- [Request]: Looking at the listing beneath, work out how many lines hold "Progressive" and report only that figure.

- [Raw data]:
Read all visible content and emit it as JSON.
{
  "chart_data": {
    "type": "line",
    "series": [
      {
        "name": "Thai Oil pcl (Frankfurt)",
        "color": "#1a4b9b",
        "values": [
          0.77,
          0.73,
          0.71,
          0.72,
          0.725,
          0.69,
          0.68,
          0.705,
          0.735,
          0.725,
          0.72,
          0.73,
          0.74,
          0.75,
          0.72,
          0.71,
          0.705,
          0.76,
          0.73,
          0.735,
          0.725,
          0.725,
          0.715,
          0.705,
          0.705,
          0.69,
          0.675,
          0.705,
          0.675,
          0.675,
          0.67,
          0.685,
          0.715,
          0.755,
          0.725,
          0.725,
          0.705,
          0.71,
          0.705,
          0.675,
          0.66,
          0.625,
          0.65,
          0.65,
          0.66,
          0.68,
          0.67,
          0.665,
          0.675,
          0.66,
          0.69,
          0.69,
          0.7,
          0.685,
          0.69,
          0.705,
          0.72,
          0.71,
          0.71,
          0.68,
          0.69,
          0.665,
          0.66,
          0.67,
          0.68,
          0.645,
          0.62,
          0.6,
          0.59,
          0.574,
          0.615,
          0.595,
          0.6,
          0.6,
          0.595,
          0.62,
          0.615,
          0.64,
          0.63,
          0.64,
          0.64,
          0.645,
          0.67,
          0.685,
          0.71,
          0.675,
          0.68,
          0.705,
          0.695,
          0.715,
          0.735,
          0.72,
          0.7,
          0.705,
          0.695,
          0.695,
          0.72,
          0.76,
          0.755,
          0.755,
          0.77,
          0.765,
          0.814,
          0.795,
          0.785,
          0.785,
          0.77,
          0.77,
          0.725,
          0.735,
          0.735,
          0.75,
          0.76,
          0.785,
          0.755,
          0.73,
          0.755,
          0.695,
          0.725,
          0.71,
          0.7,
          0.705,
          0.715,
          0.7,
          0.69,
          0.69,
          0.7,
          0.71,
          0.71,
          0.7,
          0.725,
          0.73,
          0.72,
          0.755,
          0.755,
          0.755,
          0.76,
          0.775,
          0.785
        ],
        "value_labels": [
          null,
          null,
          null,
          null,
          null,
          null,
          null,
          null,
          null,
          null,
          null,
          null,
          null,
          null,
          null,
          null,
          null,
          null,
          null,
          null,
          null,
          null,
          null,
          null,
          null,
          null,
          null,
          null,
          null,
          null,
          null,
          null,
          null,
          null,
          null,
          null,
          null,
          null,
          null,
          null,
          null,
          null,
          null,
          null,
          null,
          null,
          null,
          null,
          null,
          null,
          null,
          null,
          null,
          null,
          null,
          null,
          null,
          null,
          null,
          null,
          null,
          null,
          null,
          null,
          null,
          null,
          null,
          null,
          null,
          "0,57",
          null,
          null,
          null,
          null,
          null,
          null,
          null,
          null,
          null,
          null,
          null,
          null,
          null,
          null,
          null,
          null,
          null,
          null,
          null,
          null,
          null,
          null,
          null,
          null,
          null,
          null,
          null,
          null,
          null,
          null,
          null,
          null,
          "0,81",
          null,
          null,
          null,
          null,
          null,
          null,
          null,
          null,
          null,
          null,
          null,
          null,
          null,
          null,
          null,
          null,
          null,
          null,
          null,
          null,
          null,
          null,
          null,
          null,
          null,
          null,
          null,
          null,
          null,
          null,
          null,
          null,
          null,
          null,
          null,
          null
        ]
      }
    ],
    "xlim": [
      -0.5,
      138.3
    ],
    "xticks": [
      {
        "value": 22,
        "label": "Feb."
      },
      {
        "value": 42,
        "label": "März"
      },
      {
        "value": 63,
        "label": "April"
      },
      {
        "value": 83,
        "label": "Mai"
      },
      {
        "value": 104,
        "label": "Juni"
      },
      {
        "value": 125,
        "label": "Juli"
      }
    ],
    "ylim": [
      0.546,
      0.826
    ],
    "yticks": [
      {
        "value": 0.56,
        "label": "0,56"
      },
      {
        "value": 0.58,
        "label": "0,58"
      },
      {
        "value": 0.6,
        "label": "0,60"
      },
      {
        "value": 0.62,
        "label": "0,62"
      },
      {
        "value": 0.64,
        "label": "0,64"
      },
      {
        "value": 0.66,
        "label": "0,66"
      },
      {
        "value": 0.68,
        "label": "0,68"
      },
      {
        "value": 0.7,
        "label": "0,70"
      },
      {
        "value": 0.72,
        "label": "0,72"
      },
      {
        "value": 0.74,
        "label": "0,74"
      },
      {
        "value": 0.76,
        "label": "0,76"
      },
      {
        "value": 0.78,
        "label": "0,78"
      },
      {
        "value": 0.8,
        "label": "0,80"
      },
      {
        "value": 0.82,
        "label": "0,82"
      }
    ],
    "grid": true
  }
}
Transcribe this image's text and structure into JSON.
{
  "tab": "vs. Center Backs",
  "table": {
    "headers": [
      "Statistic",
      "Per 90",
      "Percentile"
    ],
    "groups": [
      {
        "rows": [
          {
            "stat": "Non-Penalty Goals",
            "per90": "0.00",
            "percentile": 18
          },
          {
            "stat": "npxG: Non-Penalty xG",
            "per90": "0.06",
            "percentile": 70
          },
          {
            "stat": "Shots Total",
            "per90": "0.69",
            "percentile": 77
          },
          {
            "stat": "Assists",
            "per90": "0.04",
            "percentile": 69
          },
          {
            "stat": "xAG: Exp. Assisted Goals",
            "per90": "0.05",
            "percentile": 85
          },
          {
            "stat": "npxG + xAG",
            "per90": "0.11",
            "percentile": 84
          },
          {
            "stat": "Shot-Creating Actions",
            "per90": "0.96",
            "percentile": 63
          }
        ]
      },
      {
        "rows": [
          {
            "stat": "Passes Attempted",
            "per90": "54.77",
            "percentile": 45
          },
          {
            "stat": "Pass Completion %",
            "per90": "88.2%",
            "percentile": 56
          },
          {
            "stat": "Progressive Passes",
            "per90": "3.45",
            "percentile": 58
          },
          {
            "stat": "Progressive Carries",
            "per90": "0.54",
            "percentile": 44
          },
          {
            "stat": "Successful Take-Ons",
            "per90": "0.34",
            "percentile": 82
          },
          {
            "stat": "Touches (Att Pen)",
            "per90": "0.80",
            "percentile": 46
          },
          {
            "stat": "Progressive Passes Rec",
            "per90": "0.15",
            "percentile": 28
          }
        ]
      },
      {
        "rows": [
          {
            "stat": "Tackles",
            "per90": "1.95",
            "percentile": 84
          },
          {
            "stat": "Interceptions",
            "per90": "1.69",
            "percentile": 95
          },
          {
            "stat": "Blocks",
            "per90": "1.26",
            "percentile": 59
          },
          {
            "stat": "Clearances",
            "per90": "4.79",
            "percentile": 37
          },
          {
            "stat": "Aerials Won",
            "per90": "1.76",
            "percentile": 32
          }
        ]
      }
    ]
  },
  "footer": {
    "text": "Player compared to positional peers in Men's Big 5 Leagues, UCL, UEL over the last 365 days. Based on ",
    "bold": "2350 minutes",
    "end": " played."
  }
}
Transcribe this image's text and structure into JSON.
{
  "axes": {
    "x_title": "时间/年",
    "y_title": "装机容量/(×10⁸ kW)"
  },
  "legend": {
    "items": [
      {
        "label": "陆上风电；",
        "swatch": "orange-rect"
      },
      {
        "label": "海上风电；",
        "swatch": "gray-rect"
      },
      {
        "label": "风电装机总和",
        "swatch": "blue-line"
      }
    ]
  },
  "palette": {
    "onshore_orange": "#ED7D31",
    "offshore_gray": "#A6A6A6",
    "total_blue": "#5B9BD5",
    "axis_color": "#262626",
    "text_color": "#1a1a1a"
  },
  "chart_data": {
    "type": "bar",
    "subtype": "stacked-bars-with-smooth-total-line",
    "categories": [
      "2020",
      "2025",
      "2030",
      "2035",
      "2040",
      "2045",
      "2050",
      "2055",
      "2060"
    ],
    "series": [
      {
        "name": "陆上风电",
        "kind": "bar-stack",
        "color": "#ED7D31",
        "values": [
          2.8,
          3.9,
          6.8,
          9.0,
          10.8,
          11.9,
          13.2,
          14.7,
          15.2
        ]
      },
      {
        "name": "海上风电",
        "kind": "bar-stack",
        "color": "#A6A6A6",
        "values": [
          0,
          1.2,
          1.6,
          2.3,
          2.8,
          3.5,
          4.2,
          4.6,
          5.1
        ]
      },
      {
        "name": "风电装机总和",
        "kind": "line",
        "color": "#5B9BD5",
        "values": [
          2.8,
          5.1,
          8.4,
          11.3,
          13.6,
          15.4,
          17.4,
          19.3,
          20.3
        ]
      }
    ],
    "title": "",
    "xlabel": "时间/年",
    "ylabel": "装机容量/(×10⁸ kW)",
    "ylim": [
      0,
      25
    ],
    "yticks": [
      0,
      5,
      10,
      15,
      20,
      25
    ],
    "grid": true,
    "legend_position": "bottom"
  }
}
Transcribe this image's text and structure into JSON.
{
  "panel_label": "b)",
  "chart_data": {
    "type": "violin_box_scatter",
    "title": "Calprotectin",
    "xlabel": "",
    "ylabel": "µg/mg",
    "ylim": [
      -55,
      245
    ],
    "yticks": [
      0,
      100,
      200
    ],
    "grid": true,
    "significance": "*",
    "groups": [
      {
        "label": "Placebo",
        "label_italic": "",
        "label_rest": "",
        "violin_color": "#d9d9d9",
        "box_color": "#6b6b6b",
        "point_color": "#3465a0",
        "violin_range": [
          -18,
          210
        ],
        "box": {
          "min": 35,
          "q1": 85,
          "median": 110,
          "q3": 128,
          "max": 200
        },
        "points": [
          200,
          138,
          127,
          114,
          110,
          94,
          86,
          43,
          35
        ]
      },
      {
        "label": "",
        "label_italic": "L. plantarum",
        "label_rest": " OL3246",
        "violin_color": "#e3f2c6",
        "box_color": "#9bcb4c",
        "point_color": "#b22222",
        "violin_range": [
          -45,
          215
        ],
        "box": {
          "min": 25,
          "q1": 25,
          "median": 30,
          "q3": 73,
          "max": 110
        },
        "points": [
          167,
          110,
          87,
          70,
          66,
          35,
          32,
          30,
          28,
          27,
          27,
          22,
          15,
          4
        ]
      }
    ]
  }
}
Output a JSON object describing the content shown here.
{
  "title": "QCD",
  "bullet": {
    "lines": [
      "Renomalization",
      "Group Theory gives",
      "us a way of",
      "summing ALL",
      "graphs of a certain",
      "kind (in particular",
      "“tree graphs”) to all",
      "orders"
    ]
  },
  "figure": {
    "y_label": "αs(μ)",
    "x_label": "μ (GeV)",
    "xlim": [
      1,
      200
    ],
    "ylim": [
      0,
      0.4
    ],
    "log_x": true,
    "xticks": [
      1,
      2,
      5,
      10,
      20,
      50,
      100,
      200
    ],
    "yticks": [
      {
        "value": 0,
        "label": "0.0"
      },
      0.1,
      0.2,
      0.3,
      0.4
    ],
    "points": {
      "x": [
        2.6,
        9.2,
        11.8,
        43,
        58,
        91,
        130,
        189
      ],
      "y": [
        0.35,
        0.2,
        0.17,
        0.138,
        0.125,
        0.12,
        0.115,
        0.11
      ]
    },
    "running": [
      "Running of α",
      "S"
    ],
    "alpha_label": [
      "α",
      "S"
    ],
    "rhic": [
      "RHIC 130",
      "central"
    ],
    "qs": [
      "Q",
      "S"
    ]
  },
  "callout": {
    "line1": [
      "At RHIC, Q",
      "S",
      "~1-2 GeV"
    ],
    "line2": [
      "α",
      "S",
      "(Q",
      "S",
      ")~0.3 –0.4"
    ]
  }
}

- [Exercise output]: 3